From the entries below, copy out every line with "Modify" in it.

## Begin Input material

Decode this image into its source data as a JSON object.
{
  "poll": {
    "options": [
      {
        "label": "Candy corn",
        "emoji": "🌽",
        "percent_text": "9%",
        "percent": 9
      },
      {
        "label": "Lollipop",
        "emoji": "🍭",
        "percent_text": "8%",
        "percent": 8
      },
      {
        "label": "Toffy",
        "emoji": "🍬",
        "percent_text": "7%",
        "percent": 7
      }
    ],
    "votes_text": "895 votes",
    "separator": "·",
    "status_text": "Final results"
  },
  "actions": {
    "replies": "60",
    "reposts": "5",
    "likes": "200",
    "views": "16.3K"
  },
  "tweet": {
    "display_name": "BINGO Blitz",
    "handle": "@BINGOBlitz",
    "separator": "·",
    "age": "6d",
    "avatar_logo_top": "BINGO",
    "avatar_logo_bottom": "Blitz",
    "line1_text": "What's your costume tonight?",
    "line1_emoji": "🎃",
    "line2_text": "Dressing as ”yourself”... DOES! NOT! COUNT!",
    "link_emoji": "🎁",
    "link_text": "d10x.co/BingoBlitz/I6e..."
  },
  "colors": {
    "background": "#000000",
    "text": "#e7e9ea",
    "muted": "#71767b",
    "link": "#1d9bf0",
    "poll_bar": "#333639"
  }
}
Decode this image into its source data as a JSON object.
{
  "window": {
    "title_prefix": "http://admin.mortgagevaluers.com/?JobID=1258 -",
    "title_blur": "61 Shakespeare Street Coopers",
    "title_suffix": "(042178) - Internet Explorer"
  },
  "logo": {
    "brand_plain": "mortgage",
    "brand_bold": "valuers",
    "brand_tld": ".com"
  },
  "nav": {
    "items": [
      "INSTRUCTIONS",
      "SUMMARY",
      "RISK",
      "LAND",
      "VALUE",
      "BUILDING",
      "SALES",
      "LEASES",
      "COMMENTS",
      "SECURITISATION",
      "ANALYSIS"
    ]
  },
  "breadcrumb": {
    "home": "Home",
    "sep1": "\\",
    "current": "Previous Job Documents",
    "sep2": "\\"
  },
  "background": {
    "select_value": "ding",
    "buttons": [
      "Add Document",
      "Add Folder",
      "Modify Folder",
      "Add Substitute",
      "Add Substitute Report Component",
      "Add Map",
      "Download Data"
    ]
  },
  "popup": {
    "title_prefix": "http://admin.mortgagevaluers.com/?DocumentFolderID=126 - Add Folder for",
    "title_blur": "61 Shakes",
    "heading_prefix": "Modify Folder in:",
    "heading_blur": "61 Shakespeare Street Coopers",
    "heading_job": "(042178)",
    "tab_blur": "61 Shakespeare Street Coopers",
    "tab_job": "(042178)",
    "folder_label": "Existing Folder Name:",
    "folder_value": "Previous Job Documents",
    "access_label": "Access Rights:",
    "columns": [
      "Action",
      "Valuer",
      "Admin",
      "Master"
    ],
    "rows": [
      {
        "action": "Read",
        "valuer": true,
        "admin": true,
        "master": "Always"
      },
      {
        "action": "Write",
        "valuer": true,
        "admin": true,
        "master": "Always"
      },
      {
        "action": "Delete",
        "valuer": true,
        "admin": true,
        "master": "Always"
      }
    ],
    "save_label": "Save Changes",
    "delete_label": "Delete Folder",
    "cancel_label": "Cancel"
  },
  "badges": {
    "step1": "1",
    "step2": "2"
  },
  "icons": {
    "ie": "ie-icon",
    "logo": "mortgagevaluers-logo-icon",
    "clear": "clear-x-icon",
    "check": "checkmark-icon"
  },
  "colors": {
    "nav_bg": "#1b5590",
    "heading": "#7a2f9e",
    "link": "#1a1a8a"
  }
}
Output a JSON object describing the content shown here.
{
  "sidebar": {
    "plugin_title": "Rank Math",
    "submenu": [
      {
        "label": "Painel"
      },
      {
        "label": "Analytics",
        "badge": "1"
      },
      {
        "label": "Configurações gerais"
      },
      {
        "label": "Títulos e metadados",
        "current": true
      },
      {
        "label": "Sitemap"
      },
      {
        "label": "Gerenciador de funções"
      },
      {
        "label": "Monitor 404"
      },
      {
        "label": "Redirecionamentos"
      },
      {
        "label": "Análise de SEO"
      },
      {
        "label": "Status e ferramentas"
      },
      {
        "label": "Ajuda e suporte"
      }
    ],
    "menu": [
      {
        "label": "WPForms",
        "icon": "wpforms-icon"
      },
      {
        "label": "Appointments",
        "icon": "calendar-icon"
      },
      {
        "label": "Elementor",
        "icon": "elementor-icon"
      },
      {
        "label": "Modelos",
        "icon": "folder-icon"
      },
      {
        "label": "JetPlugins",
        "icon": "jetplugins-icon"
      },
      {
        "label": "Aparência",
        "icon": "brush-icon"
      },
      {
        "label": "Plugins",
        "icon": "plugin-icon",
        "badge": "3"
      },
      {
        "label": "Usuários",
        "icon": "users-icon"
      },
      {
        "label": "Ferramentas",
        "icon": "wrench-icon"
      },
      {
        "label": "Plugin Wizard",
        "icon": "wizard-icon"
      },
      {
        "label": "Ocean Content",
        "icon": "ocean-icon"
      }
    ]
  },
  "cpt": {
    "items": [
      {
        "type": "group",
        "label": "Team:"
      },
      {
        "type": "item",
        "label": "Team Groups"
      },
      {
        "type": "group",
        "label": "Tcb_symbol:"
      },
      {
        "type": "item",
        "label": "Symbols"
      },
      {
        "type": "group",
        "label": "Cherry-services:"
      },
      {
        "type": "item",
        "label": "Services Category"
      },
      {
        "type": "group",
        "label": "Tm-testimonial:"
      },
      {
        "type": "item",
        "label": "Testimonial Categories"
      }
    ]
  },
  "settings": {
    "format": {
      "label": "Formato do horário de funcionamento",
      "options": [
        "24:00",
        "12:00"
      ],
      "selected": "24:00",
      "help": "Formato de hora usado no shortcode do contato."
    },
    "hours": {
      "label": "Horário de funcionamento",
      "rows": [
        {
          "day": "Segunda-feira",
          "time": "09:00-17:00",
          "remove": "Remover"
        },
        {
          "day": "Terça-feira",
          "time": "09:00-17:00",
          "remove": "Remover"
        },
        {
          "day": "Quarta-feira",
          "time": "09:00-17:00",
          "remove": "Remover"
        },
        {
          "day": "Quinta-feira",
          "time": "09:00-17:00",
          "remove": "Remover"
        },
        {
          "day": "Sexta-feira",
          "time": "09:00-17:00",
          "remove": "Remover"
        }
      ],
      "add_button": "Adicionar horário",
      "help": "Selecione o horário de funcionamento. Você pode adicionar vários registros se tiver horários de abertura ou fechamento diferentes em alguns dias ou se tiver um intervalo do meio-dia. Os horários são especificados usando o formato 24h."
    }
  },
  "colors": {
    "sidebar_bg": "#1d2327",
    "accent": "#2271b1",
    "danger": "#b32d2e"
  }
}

## End Input material

• **Exercise output**:
      "Modify Folder",
    "heading_prefix": "Modify Folder in:",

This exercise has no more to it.